**Description of the task**: Give the records back in full, exactly as they read.

**Data shown**:
- - - - -
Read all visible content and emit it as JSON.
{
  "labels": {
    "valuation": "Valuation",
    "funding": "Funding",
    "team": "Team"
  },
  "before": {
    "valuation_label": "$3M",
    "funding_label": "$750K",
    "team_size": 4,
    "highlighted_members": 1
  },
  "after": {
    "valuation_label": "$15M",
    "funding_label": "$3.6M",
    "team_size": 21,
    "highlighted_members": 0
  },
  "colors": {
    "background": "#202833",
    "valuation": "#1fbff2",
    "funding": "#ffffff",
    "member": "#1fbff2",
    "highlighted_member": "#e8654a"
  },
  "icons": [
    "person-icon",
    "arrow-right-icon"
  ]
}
- - - - -
**The output**:
Read all visible content and emit it as JSON.
{
  "labels": {
    "valuation": "Valuation",
    "funding": "Funding",
    "team": "Team"
  },
  "before": {
    "valuation_label": "$3M",
    "funding_label": "$750K",
    "team_size": 4,
    "highlighted_members": 1
  },
  "after": {
    "valuation_label": "$15M",
    "funding_label": "$3.6M",
    "team_size": 21,
    "highlighted_members": 0
  },
  "colors": {
    "background": "#202833",
    "valuation": "#1fbff2",
    "funding": "#ffffff",
    "member": "#1fbff2",
    "highlighted_member": "#e8654a"
  },
  "icons": [
    "person-icon",
    "arrow-right-icon"
  ]
}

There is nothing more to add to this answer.